Direction. Would you transcribe the listing that follows, character for character, and omit its images?
►
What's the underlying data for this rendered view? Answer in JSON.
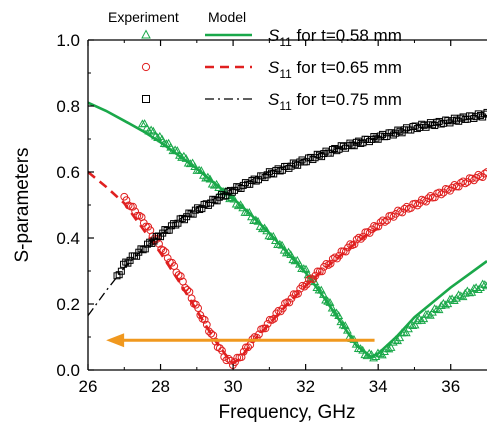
{
  "chart_data": {
    "type": "scatter",
    "xlabel": "Frequency, GHz",
    "ylabel": "S-parameters",
    "xlim": [
      26,
      37
    ],
    "ylim": [
      0.0,
      1.0
    ],
    "xticks": [
      26,
      28,
      30,
      32,
      34,
      36
    ],
    "yticks": [
      0.0,
      0.2,
      0.4,
      0.6,
      0.8,
      1.0
    ],
    "xtick_labels": [
      "26",
      "28",
      "30",
      "32",
      "34",
      "36"
    ],
    "ytick_labels": [
      "0.0",
      "0.2",
      "0.4",
      "0.6",
      "0.8",
      "1.0"
    ],
    "legend": {
      "header_experiment": "Experiment",
      "header_model": "Model",
      "entries": [
        {
          "symbol": "S",
          "sub": "11",
          "text": " for t=0.58 mm"
        },
        {
          "symbol": "S",
          "sub": "11",
          "text": " for t=0.65 mm"
        },
        {
          "symbol": "S",
          "sub": "11",
          "text": " for t=0.75 mm"
        }
      ]
    },
    "series": [
      {
        "color": "#1aa84a",
        "marker": "triangle",
        "line_style": "solid",
        "experiment_range": [
          27.5,
          37.0
        ],
        "experiment": {
          "x": [
            27.5,
            28.0,
            28.5,
            29.0,
            29.5,
            30.0,
            30.5,
            31.0,
            31.5,
            32.0,
            32.5,
            33.0,
            33.3,
            33.6,
            33.9,
            34.2,
            34.6,
            35.0,
            35.5,
            36.0,
            36.5,
            37.0
          ],
          "y": [
            0.745,
            0.7,
            0.655,
            0.61,
            0.56,
            0.515,
            0.465,
            0.41,
            0.355,
            0.3,
            0.225,
            0.145,
            0.09,
            0.05,
            0.04,
            0.055,
            0.1,
            0.14,
            0.175,
            0.21,
            0.235,
            0.26
          ]
        },
        "model": {
          "x": [
            26.0,
            26.5,
            27.0,
            27.5,
            28.0,
            28.5,
            29.0,
            29.5,
            30.0,
            30.5,
            31.0,
            31.5,
            32.0,
            32.5,
            33.0,
            33.4,
            33.8,
            34.0,
            34.5,
            35.0,
            35.5,
            36.0,
            36.5,
            37.0
          ],
          "y": [
            0.81,
            0.785,
            0.755,
            0.725,
            0.69,
            0.65,
            0.61,
            0.565,
            0.52,
            0.47,
            0.415,
            0.355,
            0.295,
            0.22,
            0.14,
            0.075,
            0.04,
            0.05,
            0.1,
            0.16,
            0.205,
            0.25,
            0.29,
            0.33
          ]
        }
      },
      {
        "color": "#e02020",
        "marker": "circle",
        "line_style": "dashed",
        "experiment_range": [
          27.0,
          37.0
        ],
        "experiment": {
          "x": [
            27.0,
            27.5,
            28.0,
            28.5,
            29.0,
            29.3,
            29.6,
            29.8,
            30.0,
            30.2,
            30.5,
            31.0,
            31.5,
            32.0,
            32.5,
            33.0,
            33.5,
            34.0,
            34.5,
            35.0,
            35.5,
            36.0,
            36.5,
            37.0
          ],
          "y": [
            0.52,
            0.455,
            0.375,
            0.29,
            0.19,
            0.13,
            0.07,
            0.035,
            0.02,
            0.04,
            0.085,
            0.145,
            0.205,
            0.26,
            0.31,
            0.355,
            0.4,
            0.44,
            0.475,
            0.5,
            0.525,
            0.55,
            0.575,
            0.595
          ]
        },
        "model": {
          "x": [
            26.0,
            26.5,
            27.0,
            27.5,
            28.0,
            28.5,
            29.0,
            29.5,
            29.9,
            30.0,
            30.2,
            30.5,
            31.0,
            31.5,
            32.0,
            32.5,
            33.0,
            33.5,
            34.0
          ],
          "y": [
            0.6,
            0.555,
            0.505,
            0.43,
            0.355,
            0.27,
            0.18,
            0.09,
            0.03,
            0.02,
            0.035,
            0.08,
            0.14,
            0.2,
            0.255,
            0.305,
            0.35,
            0.395,
            0.43
          ]
        }
      },
      {
        "color": "#000000",
        "marker": "square",
        "line_style": "dashdot",
        "experiment_range": [
          26.8,
          37.0
        ],
        "experiment": {
          "x": [
            26.8,
            27.0,
            27.5,
            28.0,
            28.5,
            29.0,
            29.5,
            30.0,
            30.5,
            31.0,
            31.5,
            32.0,
            32.5,
            33.0,
            33.5,
            34.0,
            34.5,
            35.0,
            35.5,
            36.0,
            36.5,
            37.0
          ],
          "y": [
            0.28,
            0.32,
            0.365,
            0.41,
            0.45,
            0.485,
            0.515,
            0.545,
            0.57,
            0.595,
            0.615,
            0.635,
            0.655,
            0.675,
            0.69,
            0.705,
            0.72,
            0.735,
            0.745,
            0.755,
            0.765,
            0.775
          ]
        },
        "model": {
          "x": [
            26.0,
            26.5,
            27.0,
            27.5,
            28.0,
            28.5,
            29.0,
            29.5,
            30.0,
            30.5,
            31.0,
            31.5,
            32.0,
            32.5,
            33.0,
            33.5,
            34.0,
            34.5,
            35.0,
            35.5,
            36.0,
            36.5,
            37.0
          ],
          "y": [
            0.165,
            0.24,
            0.31,
            0.365,
            0.41,
            0.455,
            0.49,
            0.52,
            0.55,
            0.575,
            0.6,
            0.62,
            0.64,
            0.66,
            0.675,
            0.69,
            0.705,
            0.72,
            0.73,
            0.74,
            0.75,
            0.76,
            0.77
          ]
        }
      }
    ],
    "arrow": {
      "color": "#f0981e",
      "from": [
        33.9,
        0.09
      ],
      "to": [
        26.5,
        0.09
      ]
    }
  }
}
◄
Exercise response.
What's the underlying data for this rendered view? Answer in JSON.
{
  "chart_data": {
    "type": "scatter",
    "xlabel": "Frequency, GHz",
    "ylabel": "S-parameters",
    "xlim": [
      26,
      37
    ],
    "ylim": [
      0.0,
      1.0
    ],
    "xticks": [
      26,
      28,
      30,
      32,
      34,
      36
    ],
    "yticks": [
      0.0,
      0.2,
      0.4,
      0.6,
      0.8,
      1.0
    ],
    "xtick_labels": [
      "26",
      "28",
      "30",
      "32",
      "34",
      "36"
    ],
    "ytick_labels": [
      "0.0",
      "0.2",
      "0.4",
      "0.6",
      "0.8",
      "1.0"
    ],
    "legend": {
      "header_experiment": "Experiment",
      "header_model": "Model",
      "entries": [
        {
          "symbol": "S",
          "sub": "11",
          "text": " for t=0.58 mm"
        },
        {
          "symbol": "S",
          "sub": "11",
          "text": " for t=0.65 mm"
        },
        {
          "symbol": "S",
          "sub": "11",
          "text": " for t=0.75 mm"
        }
      ]
    },
    "series": [
      {
        "color": "#1aa84a",
        "marker": "triangle",
        "line_style": "solid",
        "experiment_range": [
          27.5,
          37.0
        ],
        "experiment": {
          "x": [
            27.5,
            28.0,
            28.5,
            29.0,
            29.5,
            30.0,
            30.5,
            31.0,
            31.5,
            32.0,
            32.5,
            33.0,
            33.3,
            33.6,
            33.9,
            34.2,
            34.6,
            35.0,
            35.5,
            36.0,
            36.5,
            37.0
          ],
          "y": [
            0.745,
            0.7,
            0.655,
            0.61,
            0.56,
            0.515,
            0.465,
            0.41,
            0.355,
            0.3,
            0.225,
            0.145,
            0.09,
            0.05,
            0.04,
            0.055,
            0.1,
            0.14,
            0.175,
            0.21,
            0.235,
            0.26
          ]
        },
        "model": {
          "x": [
            26.0,
            26.5,
            27.0,
            27.5,
            28.0,
            28.5,
            29.0,
            29.5,
            30.0,
            30.5,
            31.0,
            31.5,
            32.0,
            32.5,
            33.0,
            33.4,
            33.8,
            34.0,
            34.5,
            35.0,
            35.5,
            36.0,
            36.5,
            37.0
          ],
          "y": [
            0.81,
            0.785,
            0.755,
            0.725,
            0.69,
            0.65,
            0.61,
            0.565,
            0.52,
            0.47,
            0.415,
            0.355,
            0.295,
            0.22,
            0.14,
            0.075,
            0.04,
            0.05,
            0.1,
            0.16,
            0.205,
            0.25,
            0.29,
            0.33
          ]
        }
      },
      {
        "color": "#e02020",
        "marker": "circle",
        "line_style": "dashed",
        "experiment_range": [
          27.0,
          37.0
        ],
        "experiment": {
          "x": [
            27.0,
            27.5,
            28.0,
            28.5,
            29.0,
            29.3,
            29.6,
            29.8,
            30.0,
            30.2,
            30.5,
            31.0,
            31.5,
            32.0,
            32.5,
            33.0,
            33.5,
            34.0,
            34.5,
            35.0,
            35.5,
            36.0,
            36.5,
            37.0
          ],
          "y": [
            0.52,
            0.455,
            0.375,
            0.29,
            0.19,
            0.13,
            0.07,
            0.035,
            0.02,
            0.04,
            0.085,
            0.145,
            0.205,
            0.26,
            0.31,
            0.355,
            0.4,
            0.44,
            0.475,
            0.5,
            0.525,
            0.55,
            0.575,
            0.595
          ]
        },
        "model": {
          "x": [
            26.0,
            26.5,
            27.0,
            27.5,
            28.0,
            28.5,
            29.0,
            29.5,
            29.9,
            30.0,
            30.2,
            30.5,
            31.0,
            31.5,
            32.0,
            32.5,
            33.0,
            33.5,
            34.0
          ],
          "y": [
            0.6,
            0.555,
            0.505,
            0.43,
            0.355,
            0.27,
            0.18,
            0.09,
            0.03,
            0.02,
            0.035,
            0.08,
            0.14,
            0.2,
            0.255,
            0.305,
            0.35,
            0.395,
            0.43
          ]
        }
      },
      {
        "color": "#000000",
        "marker": "square",
        "line_style": "dashdot",
        "experiment_range": [
          26.8,
          37.0
        ],
        "experiment": {
          "x": [
            26.8,
            27.0,
            27.5,
            28.0,
            28.5,
            29.0,
            29.5,
            30.0,
            30.5,
            31.0,
            31.5,
            32.0,
            32.5,
            33.0,
            33.5,
            34.0,
            34.5,
            35.0,
            35.5,
            36.0,
            36.5,
            37.0
          ],
          "y": [
            0.28,
            0.32,
            0.365,
            0.41,
            0.45,
            0.485,
            0.515,
            0.545,
            0.57,
            0.595,
            0.615,
            0.635,
            0.655,
            0.675,
            0.69,
            0.705,
            0.72,
            0.735,
            0.745,
            0.755,
            0.765,
            0.775
          ]
        },
        "model": {
          "x": [
            26.0,
            26.5,
            27.0,
            27.5,
            28.0,
            28.5,
            29.0,
            29.5,
            30.0,
            30.5,
            31.0,
            31.5,
            32.0,
            32.5,
            33.0,
            33.5,
            34.0,
            34.5,
            35.0,
            35.5,
            36.0,
            36.5,
            37.0
          ],
          "y": [
            0.165,
            0.24,
            0.31,
            0.365,
            0.41,
            0.455,
            0.49,
            0.52,
            0.55,
            0.575,
            0.6,
            0.62,
            0.64,
            0.66,
            0.675,
            0.69,
            0.705,
            0.72,
            0.73,
            0.74,
            0.75,
            0.76,
            0.77
          ]
        }
      }
    ],
    "arrow": {
      "color": "#f0981e",
      "from": [
        33.9,
        0.09
      ],
      "to": [
        26.5,
        0.09
      ]
    }
  }
}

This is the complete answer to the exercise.